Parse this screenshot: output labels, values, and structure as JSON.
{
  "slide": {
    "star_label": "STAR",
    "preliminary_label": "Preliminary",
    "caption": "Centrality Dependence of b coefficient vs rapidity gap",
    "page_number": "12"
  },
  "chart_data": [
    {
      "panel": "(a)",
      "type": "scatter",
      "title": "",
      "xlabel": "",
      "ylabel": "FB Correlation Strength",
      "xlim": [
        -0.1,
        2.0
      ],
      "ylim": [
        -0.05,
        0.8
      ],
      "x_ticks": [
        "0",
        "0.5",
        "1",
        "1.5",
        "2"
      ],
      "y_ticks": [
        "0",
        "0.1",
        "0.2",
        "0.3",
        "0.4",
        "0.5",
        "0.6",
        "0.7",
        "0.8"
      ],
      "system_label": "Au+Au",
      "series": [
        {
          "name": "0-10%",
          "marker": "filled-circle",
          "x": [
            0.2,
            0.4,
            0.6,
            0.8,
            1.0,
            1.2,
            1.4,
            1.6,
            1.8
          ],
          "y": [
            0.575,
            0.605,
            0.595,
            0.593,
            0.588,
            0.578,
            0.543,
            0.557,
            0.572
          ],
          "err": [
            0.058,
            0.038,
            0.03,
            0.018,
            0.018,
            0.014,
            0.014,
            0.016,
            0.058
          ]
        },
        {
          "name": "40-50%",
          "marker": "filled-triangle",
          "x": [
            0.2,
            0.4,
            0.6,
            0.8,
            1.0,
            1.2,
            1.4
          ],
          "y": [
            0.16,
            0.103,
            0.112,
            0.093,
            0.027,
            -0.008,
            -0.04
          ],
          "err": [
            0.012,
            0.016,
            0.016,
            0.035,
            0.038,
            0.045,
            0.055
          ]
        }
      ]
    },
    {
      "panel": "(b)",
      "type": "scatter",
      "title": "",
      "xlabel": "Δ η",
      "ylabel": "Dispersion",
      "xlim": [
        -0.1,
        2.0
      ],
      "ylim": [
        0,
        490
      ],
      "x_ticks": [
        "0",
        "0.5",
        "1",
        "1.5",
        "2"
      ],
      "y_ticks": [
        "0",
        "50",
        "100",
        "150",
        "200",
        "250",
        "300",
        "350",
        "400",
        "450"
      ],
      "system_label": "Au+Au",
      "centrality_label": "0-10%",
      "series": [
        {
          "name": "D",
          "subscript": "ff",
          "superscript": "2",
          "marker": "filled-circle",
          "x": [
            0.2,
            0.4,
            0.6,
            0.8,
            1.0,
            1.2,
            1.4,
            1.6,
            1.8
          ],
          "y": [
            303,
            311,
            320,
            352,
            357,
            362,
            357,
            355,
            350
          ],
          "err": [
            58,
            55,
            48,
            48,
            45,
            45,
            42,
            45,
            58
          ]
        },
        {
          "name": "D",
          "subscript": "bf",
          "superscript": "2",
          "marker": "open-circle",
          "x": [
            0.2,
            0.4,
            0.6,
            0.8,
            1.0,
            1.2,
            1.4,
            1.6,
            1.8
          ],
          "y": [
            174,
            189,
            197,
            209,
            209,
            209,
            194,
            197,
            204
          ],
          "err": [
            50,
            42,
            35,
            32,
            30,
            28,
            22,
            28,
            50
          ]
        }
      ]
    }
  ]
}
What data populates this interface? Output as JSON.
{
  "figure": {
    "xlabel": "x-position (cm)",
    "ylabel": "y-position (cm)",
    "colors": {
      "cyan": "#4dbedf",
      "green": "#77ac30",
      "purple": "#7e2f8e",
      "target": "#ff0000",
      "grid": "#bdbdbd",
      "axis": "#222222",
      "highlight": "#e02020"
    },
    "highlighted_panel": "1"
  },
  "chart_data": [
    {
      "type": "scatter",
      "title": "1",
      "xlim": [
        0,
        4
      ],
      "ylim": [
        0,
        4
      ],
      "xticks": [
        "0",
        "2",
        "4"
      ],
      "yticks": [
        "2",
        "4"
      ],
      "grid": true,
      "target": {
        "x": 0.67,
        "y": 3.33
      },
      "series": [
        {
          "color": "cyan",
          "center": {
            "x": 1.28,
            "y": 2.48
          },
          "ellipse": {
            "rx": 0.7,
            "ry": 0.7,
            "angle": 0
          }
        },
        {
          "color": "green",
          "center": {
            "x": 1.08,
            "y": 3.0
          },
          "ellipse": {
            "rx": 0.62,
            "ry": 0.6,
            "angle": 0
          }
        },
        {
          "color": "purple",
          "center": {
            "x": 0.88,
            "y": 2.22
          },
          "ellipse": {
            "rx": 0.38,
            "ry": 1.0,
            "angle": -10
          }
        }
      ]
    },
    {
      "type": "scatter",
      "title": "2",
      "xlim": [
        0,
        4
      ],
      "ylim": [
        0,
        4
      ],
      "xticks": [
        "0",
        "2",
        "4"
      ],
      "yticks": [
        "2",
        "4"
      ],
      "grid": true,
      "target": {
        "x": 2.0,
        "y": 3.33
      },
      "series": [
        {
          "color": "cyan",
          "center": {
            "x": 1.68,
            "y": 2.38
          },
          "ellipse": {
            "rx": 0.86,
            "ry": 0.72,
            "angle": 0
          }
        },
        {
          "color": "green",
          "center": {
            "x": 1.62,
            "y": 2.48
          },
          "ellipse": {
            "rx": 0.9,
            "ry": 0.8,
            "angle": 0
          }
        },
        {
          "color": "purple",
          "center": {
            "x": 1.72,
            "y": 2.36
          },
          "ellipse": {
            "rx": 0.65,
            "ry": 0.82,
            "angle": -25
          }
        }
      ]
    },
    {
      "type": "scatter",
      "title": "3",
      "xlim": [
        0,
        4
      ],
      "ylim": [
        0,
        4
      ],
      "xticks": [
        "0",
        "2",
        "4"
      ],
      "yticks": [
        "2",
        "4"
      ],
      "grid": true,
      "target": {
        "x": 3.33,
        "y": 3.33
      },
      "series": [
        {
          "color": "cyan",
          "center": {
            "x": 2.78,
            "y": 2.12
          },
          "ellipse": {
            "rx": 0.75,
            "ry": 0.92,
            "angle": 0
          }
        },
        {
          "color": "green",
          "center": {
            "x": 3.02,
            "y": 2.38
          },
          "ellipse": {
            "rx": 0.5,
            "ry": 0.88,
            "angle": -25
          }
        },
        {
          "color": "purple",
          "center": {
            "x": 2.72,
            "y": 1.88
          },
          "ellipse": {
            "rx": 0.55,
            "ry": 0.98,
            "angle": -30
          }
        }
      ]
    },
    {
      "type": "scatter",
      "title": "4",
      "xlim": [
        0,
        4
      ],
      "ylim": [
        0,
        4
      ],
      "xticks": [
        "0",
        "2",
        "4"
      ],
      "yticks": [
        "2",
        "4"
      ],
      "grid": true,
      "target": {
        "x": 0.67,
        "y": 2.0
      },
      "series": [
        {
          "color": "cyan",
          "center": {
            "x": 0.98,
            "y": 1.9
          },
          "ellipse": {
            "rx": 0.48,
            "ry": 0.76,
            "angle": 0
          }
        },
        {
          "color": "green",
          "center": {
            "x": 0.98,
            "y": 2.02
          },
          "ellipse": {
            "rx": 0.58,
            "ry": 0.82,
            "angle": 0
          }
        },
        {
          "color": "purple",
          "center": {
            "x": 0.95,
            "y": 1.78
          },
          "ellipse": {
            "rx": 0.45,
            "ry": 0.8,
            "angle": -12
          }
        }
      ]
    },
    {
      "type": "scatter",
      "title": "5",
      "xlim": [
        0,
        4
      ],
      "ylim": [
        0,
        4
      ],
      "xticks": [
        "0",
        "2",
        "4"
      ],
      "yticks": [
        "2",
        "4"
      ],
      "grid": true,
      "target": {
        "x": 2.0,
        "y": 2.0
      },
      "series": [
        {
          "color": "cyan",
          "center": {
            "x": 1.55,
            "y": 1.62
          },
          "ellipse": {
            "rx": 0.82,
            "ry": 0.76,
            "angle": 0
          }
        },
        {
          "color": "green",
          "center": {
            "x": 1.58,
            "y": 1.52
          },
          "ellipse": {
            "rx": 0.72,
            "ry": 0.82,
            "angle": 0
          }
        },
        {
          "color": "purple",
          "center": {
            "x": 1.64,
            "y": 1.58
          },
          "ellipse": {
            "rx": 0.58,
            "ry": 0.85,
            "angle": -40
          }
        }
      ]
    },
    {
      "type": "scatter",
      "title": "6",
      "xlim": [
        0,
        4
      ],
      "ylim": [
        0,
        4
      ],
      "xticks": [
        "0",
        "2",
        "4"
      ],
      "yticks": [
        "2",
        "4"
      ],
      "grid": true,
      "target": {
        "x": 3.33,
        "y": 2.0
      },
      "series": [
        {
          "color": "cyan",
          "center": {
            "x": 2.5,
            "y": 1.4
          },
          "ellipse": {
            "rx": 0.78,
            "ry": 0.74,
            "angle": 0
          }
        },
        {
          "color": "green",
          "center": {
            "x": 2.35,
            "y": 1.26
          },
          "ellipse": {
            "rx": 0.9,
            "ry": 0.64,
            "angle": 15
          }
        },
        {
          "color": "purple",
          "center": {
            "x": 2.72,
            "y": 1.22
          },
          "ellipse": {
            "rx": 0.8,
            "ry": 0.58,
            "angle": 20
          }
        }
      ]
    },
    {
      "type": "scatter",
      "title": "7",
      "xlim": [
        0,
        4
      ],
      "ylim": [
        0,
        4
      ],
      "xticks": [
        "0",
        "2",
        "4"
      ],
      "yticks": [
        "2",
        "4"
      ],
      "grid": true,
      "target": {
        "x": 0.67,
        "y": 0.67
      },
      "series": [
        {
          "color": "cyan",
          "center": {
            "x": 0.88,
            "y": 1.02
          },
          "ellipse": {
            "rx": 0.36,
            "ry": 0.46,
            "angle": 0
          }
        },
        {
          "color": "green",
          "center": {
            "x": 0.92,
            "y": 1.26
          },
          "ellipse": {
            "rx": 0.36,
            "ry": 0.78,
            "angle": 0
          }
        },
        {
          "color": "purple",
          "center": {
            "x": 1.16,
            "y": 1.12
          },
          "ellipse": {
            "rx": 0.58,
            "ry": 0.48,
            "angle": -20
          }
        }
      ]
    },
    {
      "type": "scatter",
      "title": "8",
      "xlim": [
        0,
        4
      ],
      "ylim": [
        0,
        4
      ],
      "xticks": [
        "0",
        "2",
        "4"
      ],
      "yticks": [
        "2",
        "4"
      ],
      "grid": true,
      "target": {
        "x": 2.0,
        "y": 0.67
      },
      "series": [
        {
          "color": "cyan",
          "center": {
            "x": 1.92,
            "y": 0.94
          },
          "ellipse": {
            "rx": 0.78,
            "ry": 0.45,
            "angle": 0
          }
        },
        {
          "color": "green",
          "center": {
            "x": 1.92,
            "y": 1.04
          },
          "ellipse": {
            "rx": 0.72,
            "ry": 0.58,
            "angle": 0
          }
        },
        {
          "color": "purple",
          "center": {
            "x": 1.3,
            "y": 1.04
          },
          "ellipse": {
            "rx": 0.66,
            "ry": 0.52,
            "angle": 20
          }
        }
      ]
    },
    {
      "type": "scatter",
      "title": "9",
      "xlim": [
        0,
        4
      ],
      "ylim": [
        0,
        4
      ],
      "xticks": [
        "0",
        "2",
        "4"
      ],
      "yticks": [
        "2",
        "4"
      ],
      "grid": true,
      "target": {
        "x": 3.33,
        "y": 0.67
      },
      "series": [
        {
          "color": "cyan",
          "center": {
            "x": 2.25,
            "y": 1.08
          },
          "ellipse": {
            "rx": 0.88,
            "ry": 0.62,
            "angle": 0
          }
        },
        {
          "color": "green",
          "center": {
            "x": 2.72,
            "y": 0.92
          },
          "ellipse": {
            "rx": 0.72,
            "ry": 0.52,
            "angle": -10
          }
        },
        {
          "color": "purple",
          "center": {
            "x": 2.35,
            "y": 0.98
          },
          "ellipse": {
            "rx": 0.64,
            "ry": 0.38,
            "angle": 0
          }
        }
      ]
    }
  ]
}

___

_Problem_
In the lines above, find each one with "xlabel" and list it.

_Answer for the task_
      "xlabel": "",
      "xlabel": "Δ η",
    "xlabel": "x-position (cm)",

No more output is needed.